(Data records)
- - -

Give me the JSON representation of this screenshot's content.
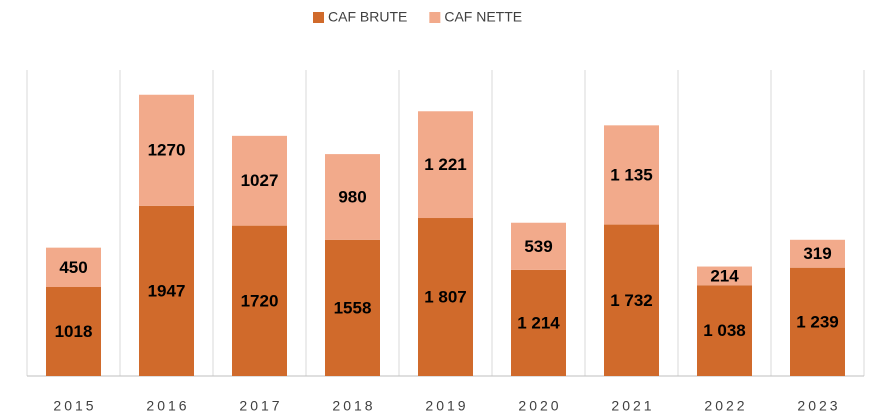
{
  "chart_data": {
    "type": "stacked_bar",
    "categories": [
      "2015",
      "2016",
      "2017",
      "2018",
      "2019",
      "2020",
      "2021",
      "2022",
      "2023"
    ],
    "series": [
      {
        "name": "CAF BRUTE",
        "color": "#d06a2b",
        "values": [
          1018,
          1947,
          1720,
          1558,
          1807,
          1214,
          1732,
          1038,
          1239
        ],
        "value_labels": [
          "1018",
          "1947",
          "1720",
          "1558",
          "1 807",
          "1 214",
          "1 732",
          "1 038",
          "1 239"
        ]
      },
      {
        "name": "CAF NETTE",
        "color": "#f2aa8b",
        "values": [
          450,
          1270,
          1027,
          980,
          1221,
          539,
          1135,
          214,
          319
        ],
        "value_labels": [
          "450",
          "1270",
          "1027",
          "980",
          "1 221",
          "539",
          "1 135",
          "214",
          "319"
        ]
      }
    ],
    "ylim": [
      0,
      3500
    ],
    "legend": "top"
  }
}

- - -

■ WORK REQUIRED
Repeat the material above verbatim, with no pictures in the output.

■ SOLUTION BELOW
Give me the JSON representation of this screenshot's content.
{
  "chart_data": {
    "type": "stacked_bar",
    "categories": [
      "2015",
      "2016",
      "2017",
      "2018",
      "2019",
      "2020",
      "2021",
      "2022",
      "2023"
    ],
    "series": [
      {
        "name": "CAF BRUTE",
        "color": "#d06a2b",
        "values": [
          1018,
          1947,
          1720,
          1558,
          1807,
          1214,
          1732,
          1038,
          1239
        ],
        "value_labels": [
          "1018",
          "1947",
          "1720",
          "1558",
          "1 807",
          "1 214",
          "1 732",
          "1 038",
          "1 239"
        ]
      },
      {
        "name": "CAF NETTE",
        "color": "#f2aa8b",
        "values": [
          450,
          1270,
          1027,
          980,
          1221,
          539,
          1135,
          214,
          319
        ],
        "value_labels": [
          "450",
          "1270",
          "1027",
          "980",
          "1 221",
          "539",
          "1 135",
          "214",
          "319"
        ]
      }
    ],
    "ylim": [
      0,
      3500
    ],
    "legend": "top"
  }
}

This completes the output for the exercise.